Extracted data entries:
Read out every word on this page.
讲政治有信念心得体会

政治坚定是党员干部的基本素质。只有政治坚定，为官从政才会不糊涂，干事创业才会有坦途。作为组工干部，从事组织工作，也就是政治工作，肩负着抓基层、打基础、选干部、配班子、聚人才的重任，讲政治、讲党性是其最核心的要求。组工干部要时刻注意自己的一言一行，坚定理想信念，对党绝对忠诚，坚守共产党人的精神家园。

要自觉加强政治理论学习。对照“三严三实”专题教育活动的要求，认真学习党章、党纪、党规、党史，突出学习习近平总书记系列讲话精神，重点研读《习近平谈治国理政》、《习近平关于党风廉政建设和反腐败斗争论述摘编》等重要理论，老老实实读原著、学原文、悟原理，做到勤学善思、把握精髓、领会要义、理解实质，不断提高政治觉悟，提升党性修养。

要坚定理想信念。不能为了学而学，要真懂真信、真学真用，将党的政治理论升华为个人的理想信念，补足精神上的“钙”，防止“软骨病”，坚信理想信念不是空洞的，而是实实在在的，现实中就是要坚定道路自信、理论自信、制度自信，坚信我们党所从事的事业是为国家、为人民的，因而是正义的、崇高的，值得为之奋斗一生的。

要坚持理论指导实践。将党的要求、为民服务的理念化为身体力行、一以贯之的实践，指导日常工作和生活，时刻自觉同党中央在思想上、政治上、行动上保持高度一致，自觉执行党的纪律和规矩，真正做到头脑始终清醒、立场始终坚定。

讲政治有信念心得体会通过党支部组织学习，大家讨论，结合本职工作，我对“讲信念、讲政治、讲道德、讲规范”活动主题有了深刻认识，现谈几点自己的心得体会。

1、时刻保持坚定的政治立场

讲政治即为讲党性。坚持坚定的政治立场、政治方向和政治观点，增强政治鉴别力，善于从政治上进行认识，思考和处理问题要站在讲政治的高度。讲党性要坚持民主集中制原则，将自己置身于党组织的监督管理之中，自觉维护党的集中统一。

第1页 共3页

> _WHAT IS ASKED_
Every record above should be copied exactly.

> _RESULT OF THE EXERCISE_
Read out every word on this page.
讲政治有信念心得体会

政治坚定是党员干部的基本素质。只有政治坚定，为官从政才会不糊涂，干事创业才会有坦途。作为组工干部，从事组织工作，也就是政治工作，肩负着抓基层、打基础、选干部、配班子、聚人才的重任，讲政治、讲党性是其最核心的要求。组工干部要时刻注意自己的一言一行，坚定理想信念，对党绝对忠诚，坚守共产党人的精神家园。

要自觉加强政治理论学习。对照“三严三实”专题教育活动的要求，认真学习党章、党纪、党规、党史，突出学习习近平总书记系列讲话精神，重点研读《习近平谈治国理政》、《习近平关于党风廉政建设和反腐败斗争论述摘编》等重要理论，老老实实读原著、学原文、悟原理，做到勤学善思、把握精髓、领会要义、理解实质，不断提高政治觉悟，提升党性修养。

要坚定理想信念。不能为了学而学，要真懂真信、真学真用，将党的政治理论升华为个人的理想信念，补足精神上的“钙”，防止“软骨病”，坚信理想信念不是空洞的，而是实实在在的，现实中就是要坚定道路自信、理论自信、制度自信，坚信我们党所从事的事业是为国家、为人民的，因而是正义的、崇高的，值得为之奋斗一生的。

要坚持理论指导实践。将党的要求、为民服务的理念化为身体力行、一以贯之的实践，指导日常工作和生活，时刻自觉同党中央在思想上、政治上、行动上保持高度一致，自觉执行党的纪律和规矩，真正做到头脑始终清醒、立场始终坚定。

讲政治有信念心得体会通过党支部组织学习，大家讨论，结合本职工作，我对“讲信念、讲政治、讲道德、讲规范”活动主题有了深刻认识，现谈几点自己的心得体会。

1、时刻保持坚定的政治立场

讲政治即为讲党性。坚持坚定的政治立场、政治方向和政治观点，增强政治鉴别力，善于从政治上进行认识，思考和处理问题要站在讲政治的高度。讲党性要坚持民主集中制原则，将自己置身于党组织的监督管理之中，自觉维护党的集中统一。

第1页 共3页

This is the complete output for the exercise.